═══ INPUT ROWS

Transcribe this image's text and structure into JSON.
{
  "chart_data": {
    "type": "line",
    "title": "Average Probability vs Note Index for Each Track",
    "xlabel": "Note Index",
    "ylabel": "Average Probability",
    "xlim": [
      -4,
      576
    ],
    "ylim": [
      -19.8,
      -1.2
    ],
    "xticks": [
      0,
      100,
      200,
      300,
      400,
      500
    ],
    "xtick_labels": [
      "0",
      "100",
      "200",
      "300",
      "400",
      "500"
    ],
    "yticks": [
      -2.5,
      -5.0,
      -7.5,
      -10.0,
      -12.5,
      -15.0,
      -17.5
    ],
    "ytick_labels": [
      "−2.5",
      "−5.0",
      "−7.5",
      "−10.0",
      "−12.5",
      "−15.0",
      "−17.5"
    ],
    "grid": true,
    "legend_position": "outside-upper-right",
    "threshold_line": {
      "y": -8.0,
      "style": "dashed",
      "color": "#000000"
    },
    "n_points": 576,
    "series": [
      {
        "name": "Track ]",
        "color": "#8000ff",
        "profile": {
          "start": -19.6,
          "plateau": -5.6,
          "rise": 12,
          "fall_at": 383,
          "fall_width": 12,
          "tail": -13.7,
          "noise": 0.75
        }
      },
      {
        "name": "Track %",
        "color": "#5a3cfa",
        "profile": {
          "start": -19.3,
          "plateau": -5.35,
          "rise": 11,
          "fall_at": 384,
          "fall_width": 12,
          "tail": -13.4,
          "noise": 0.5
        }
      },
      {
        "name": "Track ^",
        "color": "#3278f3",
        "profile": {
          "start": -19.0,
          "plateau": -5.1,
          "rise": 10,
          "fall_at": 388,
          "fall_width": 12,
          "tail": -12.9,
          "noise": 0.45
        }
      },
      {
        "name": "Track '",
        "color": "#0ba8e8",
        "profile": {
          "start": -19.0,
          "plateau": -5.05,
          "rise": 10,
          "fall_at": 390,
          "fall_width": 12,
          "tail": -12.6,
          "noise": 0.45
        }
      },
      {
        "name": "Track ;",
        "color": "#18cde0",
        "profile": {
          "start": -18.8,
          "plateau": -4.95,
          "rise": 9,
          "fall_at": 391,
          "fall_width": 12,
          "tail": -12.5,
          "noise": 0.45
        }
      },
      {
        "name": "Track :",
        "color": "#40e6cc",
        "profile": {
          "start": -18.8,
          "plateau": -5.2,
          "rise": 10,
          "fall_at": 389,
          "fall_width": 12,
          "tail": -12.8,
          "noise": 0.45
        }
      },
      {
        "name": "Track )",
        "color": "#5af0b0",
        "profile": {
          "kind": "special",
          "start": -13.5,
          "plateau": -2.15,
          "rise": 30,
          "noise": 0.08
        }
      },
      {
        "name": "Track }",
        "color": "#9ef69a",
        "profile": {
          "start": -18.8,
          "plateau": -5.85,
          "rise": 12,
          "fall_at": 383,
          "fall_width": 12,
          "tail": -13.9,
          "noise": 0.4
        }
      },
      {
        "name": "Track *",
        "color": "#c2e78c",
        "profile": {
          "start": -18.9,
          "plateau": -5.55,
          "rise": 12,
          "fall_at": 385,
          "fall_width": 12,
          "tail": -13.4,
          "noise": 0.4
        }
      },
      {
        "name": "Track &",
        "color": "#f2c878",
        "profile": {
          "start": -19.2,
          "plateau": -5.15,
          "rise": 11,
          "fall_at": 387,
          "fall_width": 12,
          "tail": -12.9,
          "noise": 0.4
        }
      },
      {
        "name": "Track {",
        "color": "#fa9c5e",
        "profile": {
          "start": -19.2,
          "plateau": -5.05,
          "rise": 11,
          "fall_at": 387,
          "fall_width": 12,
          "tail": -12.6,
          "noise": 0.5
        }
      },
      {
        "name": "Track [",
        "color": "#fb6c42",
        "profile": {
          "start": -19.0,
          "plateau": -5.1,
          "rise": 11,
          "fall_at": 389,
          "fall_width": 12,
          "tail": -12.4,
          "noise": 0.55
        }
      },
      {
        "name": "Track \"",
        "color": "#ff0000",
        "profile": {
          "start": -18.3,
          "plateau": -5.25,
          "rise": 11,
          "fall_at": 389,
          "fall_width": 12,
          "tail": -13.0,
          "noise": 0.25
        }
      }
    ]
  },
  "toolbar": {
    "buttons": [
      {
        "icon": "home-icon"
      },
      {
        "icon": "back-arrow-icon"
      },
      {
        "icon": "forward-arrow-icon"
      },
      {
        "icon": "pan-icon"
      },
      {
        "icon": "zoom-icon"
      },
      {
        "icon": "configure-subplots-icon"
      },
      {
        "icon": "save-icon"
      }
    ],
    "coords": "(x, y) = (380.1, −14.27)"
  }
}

══════

## REQUEST
Repeat the listing above without any change.

## FULL RESPONSE
Transcribe this image's text and structure into JSON.
{
  "chart_data": {
    "type": "line",
    "title": "Average Probability vs Note Index for Each Track",
    "xlabel": "Note Index",
    "ylabel": "Average Probability",
    "xlim": [
      -4,
      576
    ],
    "ylim": [
      -19.8,
      -1.2
    ],
    "xticks": [
      0,
      100,
      200,
      300,
      400,
      500
    ],
    "xtick_labels": [
      "0",
      "100",
      "200",
      "300",
      "400",
      "500"
    ],
    "yticks": [
      -2.5,
      -5.0,
      -7.5,
      -10.0,
      -12.5,
      -15.0,
      -17.5
    ],
    "ytick_labels": [
      "−2.5",
      "−5.0",
      "−7.5",
      "−10.0",
      "−12.5",
      "−15.0",
      "−17.5"
    ],
    "grid": true,
    "legend_position": "outside-upper-right",
    "threshold_line": {
      "y": -8.0,
      "style": "dashed",
      "color": "#000000"
    },
    "n_points": 576,
    "series": [
      {
        "name": "Track ]",
        "color": "#8000ff",
        "profile": {
          "start": -19.6,
          "plateau": -5.6,
          "rise": 12,
          "fall_at": 383,
          "fall_width": 12,
          "tail": -13.7,
          "noise": 0.75
        }
      },
      {
        "name": "Track %",
        "color": "#5a3cfa",
        "profile": {
          "start": -19.3,
          "plateau": -5.35,
          "rise": 11,
          "fall_at": 384,
          "fall_width": 12,
          "tail": -13.4,
          "noise": 0.5
        }
      },
      {
        "name": "Track ^",
        "color": "#3278f3",
        "profile": {
          "start": -19.0,
          "plateau": -5.1,
          "rise": 10,
          "fall_at": 388,
          "fall_width": 12,
          "tail": -12.9,
          "noise": 0.45
        }
      },
      {
        "name": "Track '",
        "color": "#0ba8e8",
        "profile": {
          "start": -19.0,
          "plateau": -5.05,
          "rise": 10,
          "fall_at": 390,
          "fall_width": 12,
          "tail": -12.6,
          "noise": 0.45
        }
      },
      {
        "name": "Track ;",
        "color": "#18cde0",
        "profile": {
          "start": -18.8,
          "plateau": -4.95,
          "rise": 9,
          "fall_at": 391,
          "fall_width": 12,
          "tail": -12.5,
          "noise": 0.45
        }
      },
      {
        "name": "Track :",
        "color": "#40e6cc",
        "profile": {
          "start": -18.8,
          "plateau": -5.2,
          "rise": 10,
          "fall_at": 389,
          "fall_width": 12,
          "tail": -12.8,
          "noise": 0.45
        }
      },
      {
        "name": "Track )",
        "color": "#5af0b0",
        "profile": {
          "kind": "special",
          "start": -13.5,
          "plateau": -2.15,
          "rise": 30,
          "noise": 0.08
        }
      },
      {
        "name": "Track }",
        "color": "#9ef69a",
        "profile": {
          "start": -18.8,
          "plateau": -5.85,
          "rise": 12,
          "fall_at": 383,
          "fall_width": 12,
          "tail": -13.9,
          "noise": 0.4
        }
      },
      {
        "name": "Track *",
        "color": "#c2e78c",
        "profile": {
          "start": -18.9,
          "plateau": -5.55,
          "rise": 12,
          "fall_at": 385,
          "fall_width": 12,
          "tail": -13.4,
          "noise": 0.4
        }
      },
      {
        "name": "Track &",
        "color": "#f2c878",
        "profile": {
          "start": -19.2,
          "plateau": -5.15,
          "rise": 11,
          "fall_at": 387,
          "fall_width": 12,
          "tail": -12.9,
          "noise": 0.4
        }
      },
      {
        "name": "Track {",
        "color": "#fa9c5e",
        "profile": {
          "start": -19.2,
          "plateau": -5.05,
          "rise": 11,
          "fall_at": 387,
          "fall_width": 12,
          "tail": -12.6,
          "noise": 0.5
        }
      },
      {
        "name": "Track [",
        "color": "#fb6c42",
        "profile": {
          "start": -19.0,
          "plateau": -5.1,
          "rise": 11,
          "fall_at": 389,
          "fall_width": 12,
          "tail": -12.4,
          "noise": 0.55
        }
      },
      {
        "name": "Track \"",
        "color": "#ff0000",
        "profile": {
          "start": -18.3,
          "plateau": -5.25,
          "rise": 11,
          "fall_at": 389,
          "fall_width": 12,
          "tail": -13.0,
          "noise": 0.25
        }
      }
    ]
  },
  "toolbar": {
    "buttons": [
      {
        "icon": "home-icon"
      },
      {
        "icon": "back-arrow-icon"
      },
      {
        "icon": "forward-arrow-icon"
      },
      {
        "icon": "pan-icon"
      },
      {
        "icon": "zoom-icon"
      },
      {
        "icon": "configure-subplots-icon"
      },
      {
        "icon": "save-icon"
      }
    ],
    "coords": "(x, y) = (380.1, −14.27)"
  }
}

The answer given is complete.